Written instruction:
Where a line of the listing below includes the word "triangle", reproduce that line.

══ Exercise input

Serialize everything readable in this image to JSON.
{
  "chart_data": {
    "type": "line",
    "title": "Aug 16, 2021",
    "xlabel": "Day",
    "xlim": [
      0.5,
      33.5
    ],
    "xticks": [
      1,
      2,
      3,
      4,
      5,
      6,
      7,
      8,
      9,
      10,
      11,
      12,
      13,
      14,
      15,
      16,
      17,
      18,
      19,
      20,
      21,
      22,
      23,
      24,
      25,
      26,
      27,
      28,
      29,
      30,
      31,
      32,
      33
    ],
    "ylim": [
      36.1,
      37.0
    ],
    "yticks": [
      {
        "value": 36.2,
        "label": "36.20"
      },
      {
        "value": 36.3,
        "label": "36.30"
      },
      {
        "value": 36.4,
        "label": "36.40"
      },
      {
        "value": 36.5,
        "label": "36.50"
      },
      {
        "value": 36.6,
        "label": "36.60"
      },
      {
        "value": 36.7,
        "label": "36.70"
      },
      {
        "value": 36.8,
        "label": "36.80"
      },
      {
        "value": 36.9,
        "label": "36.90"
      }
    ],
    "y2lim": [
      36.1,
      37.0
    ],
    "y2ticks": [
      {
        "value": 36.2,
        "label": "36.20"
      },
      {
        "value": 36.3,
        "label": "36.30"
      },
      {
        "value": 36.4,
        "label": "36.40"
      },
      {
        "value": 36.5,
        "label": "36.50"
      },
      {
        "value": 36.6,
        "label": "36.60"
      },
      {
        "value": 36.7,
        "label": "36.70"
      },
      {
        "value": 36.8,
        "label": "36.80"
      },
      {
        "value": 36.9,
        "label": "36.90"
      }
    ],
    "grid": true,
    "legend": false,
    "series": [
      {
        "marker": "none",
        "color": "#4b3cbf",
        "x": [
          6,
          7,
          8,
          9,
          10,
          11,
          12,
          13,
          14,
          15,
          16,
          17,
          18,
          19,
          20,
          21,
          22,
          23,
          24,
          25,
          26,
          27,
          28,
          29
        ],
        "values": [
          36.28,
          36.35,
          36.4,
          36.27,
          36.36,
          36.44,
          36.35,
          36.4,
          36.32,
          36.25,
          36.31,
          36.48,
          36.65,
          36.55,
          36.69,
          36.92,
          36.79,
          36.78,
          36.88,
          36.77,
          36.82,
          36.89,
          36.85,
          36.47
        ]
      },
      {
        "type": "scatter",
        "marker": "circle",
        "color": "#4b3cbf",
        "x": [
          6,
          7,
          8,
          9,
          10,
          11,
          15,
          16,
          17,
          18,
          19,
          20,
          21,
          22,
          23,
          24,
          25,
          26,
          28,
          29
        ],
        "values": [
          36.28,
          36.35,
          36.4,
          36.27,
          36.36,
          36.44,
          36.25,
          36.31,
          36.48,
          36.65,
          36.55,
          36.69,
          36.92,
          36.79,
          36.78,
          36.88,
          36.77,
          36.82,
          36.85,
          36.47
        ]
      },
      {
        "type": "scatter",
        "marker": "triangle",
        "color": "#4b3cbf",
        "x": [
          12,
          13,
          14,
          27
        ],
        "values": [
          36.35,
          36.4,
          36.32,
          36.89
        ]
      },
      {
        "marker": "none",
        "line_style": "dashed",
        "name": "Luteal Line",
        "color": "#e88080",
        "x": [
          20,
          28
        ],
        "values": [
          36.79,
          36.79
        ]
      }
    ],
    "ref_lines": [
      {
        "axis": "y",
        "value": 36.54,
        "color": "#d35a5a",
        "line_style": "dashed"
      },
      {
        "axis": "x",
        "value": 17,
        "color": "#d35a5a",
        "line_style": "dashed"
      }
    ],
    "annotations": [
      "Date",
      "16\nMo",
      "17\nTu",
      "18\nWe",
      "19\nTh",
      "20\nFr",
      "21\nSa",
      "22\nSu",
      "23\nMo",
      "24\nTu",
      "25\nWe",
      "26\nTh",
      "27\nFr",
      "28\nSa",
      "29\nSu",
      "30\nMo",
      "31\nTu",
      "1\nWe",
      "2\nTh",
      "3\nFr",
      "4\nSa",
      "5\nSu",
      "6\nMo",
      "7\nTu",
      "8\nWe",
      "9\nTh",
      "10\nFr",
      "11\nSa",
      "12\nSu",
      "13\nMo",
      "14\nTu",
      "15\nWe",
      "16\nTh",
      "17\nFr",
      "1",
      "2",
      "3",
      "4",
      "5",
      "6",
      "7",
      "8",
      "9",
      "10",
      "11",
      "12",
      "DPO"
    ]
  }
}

════
══ Exercise input

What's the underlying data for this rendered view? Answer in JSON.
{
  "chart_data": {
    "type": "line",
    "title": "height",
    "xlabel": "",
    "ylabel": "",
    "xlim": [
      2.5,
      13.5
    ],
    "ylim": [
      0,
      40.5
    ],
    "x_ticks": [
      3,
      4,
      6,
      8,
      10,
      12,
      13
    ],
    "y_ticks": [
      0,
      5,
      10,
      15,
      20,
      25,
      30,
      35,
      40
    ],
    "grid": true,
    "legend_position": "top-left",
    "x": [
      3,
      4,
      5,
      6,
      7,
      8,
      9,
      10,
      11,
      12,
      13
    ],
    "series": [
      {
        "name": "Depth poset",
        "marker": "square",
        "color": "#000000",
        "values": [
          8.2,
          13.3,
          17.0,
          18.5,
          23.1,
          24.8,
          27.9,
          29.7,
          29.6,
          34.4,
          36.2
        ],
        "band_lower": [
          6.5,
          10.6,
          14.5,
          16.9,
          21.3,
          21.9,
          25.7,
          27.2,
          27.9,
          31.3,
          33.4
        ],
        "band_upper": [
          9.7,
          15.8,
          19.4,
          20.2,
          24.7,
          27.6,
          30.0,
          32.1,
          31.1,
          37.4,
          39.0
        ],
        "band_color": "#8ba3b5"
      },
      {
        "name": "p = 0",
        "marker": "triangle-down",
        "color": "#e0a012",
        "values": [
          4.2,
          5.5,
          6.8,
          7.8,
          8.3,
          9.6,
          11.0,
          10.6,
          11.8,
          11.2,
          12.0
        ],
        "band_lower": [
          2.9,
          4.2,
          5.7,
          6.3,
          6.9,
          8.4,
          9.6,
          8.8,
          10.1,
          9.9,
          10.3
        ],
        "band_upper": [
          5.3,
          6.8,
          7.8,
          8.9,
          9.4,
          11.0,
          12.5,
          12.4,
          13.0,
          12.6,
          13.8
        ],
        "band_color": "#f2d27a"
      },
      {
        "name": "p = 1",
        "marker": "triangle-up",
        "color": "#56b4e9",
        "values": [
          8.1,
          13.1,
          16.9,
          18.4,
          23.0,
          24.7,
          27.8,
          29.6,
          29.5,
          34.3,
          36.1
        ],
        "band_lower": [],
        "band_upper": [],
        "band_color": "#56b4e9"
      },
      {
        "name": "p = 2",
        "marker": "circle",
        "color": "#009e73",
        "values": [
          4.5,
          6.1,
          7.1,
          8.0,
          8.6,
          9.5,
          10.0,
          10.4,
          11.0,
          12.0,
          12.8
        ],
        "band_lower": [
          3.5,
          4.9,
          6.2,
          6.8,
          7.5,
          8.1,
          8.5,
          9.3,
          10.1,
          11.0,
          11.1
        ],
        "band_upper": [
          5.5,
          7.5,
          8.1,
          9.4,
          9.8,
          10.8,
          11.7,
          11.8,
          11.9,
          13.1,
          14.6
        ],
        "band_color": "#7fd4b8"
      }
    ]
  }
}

════
══ Exercise input

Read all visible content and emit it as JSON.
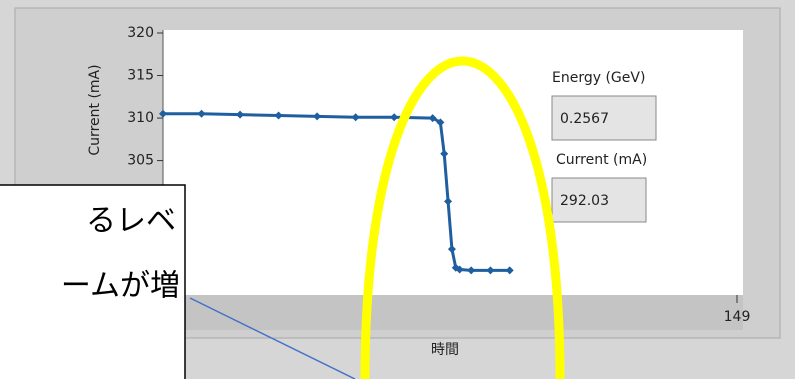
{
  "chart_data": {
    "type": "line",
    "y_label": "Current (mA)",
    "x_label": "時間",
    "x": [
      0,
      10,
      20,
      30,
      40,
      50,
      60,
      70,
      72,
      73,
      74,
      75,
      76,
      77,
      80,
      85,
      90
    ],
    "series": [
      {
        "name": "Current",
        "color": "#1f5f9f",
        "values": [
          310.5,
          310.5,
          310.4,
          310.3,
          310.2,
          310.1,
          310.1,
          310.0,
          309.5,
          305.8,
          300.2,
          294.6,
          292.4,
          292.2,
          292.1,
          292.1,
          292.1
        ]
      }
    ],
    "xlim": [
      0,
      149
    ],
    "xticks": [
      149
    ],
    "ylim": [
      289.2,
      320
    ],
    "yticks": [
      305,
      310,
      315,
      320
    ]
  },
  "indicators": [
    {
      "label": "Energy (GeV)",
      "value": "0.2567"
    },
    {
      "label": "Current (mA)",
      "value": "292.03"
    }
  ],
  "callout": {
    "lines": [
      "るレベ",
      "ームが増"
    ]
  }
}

════

Solution for this exercise:
        "marker": "triangle",
        "marker": "triangle-down",
        "marker": "triangle-up",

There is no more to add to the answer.